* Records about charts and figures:
****************
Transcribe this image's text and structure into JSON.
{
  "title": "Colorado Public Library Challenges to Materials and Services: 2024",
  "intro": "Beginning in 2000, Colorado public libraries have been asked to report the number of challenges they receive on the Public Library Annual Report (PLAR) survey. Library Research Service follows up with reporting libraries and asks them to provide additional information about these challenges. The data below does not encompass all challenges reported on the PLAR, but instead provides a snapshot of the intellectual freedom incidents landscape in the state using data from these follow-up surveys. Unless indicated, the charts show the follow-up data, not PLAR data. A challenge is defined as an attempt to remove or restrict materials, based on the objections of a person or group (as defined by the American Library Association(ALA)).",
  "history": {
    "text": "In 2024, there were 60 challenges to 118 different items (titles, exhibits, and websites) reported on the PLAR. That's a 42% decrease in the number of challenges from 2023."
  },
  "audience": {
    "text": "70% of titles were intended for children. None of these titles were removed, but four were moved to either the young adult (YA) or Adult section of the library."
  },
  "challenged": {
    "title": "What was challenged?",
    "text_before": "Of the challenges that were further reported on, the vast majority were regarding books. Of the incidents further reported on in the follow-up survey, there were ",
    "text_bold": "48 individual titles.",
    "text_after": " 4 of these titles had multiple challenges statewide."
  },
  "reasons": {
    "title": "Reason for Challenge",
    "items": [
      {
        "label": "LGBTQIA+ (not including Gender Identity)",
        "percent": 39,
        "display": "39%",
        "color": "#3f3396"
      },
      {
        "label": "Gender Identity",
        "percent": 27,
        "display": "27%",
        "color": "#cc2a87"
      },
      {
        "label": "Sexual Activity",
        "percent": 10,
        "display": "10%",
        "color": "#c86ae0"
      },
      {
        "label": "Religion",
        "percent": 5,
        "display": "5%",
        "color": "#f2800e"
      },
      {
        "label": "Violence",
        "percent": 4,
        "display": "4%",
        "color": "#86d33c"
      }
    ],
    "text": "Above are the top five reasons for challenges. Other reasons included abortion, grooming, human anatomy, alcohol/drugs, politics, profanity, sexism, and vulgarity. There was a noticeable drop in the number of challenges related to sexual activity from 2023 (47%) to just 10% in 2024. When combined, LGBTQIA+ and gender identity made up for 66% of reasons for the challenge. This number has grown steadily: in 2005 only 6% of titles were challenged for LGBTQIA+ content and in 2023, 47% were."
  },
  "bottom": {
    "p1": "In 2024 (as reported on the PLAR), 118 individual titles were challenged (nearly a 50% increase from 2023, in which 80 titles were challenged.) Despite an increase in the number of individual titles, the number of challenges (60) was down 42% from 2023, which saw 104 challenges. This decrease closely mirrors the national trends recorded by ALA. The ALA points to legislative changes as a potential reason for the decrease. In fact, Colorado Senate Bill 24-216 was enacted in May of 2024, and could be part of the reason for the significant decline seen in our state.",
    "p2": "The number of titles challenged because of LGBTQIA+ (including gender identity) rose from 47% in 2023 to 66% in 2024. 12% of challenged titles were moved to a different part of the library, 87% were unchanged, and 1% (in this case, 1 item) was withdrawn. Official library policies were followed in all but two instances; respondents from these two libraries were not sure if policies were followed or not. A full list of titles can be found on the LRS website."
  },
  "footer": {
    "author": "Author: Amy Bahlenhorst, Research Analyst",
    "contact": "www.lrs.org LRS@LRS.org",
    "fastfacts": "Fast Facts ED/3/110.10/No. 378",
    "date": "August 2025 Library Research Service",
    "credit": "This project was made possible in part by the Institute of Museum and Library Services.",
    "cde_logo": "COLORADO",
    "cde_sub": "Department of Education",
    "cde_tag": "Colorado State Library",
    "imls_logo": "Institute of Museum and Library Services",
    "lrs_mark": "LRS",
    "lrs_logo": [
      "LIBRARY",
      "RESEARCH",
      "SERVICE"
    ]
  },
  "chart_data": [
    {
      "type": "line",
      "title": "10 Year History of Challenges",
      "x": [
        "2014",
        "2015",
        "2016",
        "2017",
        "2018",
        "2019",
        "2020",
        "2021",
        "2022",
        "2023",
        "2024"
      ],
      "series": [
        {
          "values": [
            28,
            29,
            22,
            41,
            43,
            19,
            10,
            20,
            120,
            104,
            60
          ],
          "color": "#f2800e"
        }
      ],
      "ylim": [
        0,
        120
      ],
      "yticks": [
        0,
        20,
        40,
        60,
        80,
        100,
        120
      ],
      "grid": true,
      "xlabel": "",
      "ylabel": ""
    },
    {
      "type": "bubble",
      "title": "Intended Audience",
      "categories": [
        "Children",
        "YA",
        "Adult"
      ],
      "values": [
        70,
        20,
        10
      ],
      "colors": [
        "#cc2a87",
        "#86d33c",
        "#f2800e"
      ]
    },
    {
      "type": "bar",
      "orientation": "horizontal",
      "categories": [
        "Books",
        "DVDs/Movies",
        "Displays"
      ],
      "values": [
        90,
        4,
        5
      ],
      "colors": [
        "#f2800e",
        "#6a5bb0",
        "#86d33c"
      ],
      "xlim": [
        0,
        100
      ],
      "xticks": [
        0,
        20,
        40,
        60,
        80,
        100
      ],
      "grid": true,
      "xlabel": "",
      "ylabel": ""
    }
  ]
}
****************
Read the entries and pick out all lines that include the word "Adult".

* Written response:
    "text": "70% of titles were intended for children. None of these titles were removed, but four were moved to either the young adult (YA) or Adult section of the library."
        "Adult"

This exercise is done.